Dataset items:
################
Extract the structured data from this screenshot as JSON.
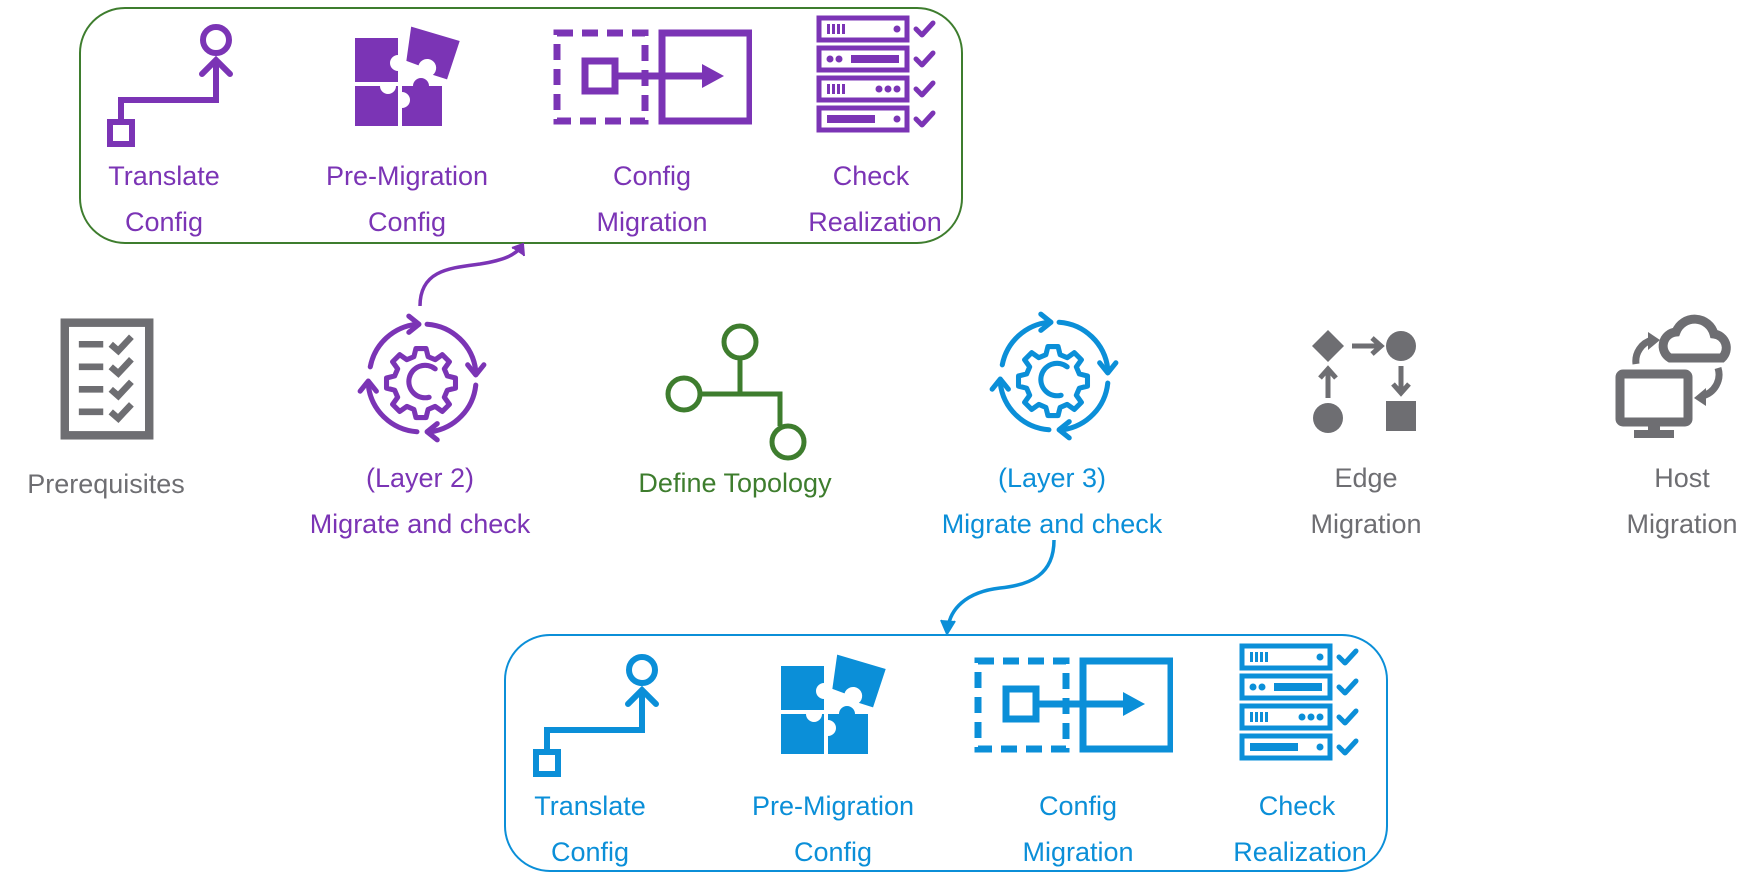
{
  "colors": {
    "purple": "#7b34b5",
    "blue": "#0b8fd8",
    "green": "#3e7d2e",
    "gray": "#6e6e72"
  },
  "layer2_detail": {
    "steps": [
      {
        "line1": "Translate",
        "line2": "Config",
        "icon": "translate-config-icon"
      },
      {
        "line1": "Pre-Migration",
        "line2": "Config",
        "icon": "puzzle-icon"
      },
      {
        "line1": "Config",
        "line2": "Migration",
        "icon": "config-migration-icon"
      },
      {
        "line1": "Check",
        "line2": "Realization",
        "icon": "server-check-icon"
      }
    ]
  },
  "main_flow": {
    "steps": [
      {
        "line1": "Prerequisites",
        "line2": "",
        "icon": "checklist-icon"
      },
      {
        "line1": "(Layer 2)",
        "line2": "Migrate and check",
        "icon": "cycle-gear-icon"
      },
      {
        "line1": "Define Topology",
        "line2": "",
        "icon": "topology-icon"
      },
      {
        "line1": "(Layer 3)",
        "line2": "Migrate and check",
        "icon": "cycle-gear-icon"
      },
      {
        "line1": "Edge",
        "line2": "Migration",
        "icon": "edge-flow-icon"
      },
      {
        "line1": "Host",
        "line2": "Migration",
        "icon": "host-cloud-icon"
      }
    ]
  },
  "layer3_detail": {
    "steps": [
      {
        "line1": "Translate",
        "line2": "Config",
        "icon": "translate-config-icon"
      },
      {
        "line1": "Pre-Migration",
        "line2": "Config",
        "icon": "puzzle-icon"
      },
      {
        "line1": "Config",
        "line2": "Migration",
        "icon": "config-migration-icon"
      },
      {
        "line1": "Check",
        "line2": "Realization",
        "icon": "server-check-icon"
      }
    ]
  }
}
################
### AIM
Reproduce every record above exactly, omitting the pictures.

### WRITTEN REPLY
Extract the structured data from this screenshot as JSON.
{
  "colors": {
    "purple": "#7b34b5",
    "blue": "#0b8fd8",
    "green": "#3e7d2e",
    "gray": "#6e6e72"
  },
  "layer2_detail": {
    "steps": [
      {
        "line1": "Translate",
        "line2": "Config",
        "icon": "translate-config-icon"
      },
      {
        "line1": "Pre-Migration",
        "line2": "Config",
        "icon": "puzzle-icon"
      },
      {
        "line1": "Config",
        "line2": "Migration",
        "icon": "config-migration-icon"
      },
      {
        "line1": "Check",
        "line2": "Realization",
        "icon": "server-check-icon"
      }
    ]
  },
  "main_flow": {
    "steps": [
      {
        "line1": "Prerequisites",
        "line2": "",
        "icon": "checklist-icon"
      },
      {
        "line1": "(Layer 2)",
        "line2": "Migrate and check",
        "icon": "cycle-gear-icon"
      },
      {
        "line1": "Define Topology",
        "line2": "",
        "icon": "topology-icon"
      },
      {
        "line1": "(Layer 3)",
        "line2": "Migrate and check",
        "icon": "cycle-gear-icon"
      },
      {
        "line1": "Edge",
        "line2": "Migration",
        "icon": "edge-flow-icon"
      },
      {
        "line1": "Host",
        "line2": "Migration",
        "icon": "host-cloud-icon"
      }
    ]
  },
  "layer3_detail": {
    "steps": [
      {
        "line1": "Translate",
        "line2": "Config",
        "icon": "translate-config-icon"
      },
      {
        "line1": "Pre-Migration",
        "line2": "Config",
        "icon": "puzzle-icon"
      },
      {
        "line1": "Config",
        "line2": "Migration",
        "icon": "config-migration-icon"
      },
      {
        "line1": "Check",
        "line2": "Realization",
        "icon": "server-check-icon"
      }
    ]
  }
}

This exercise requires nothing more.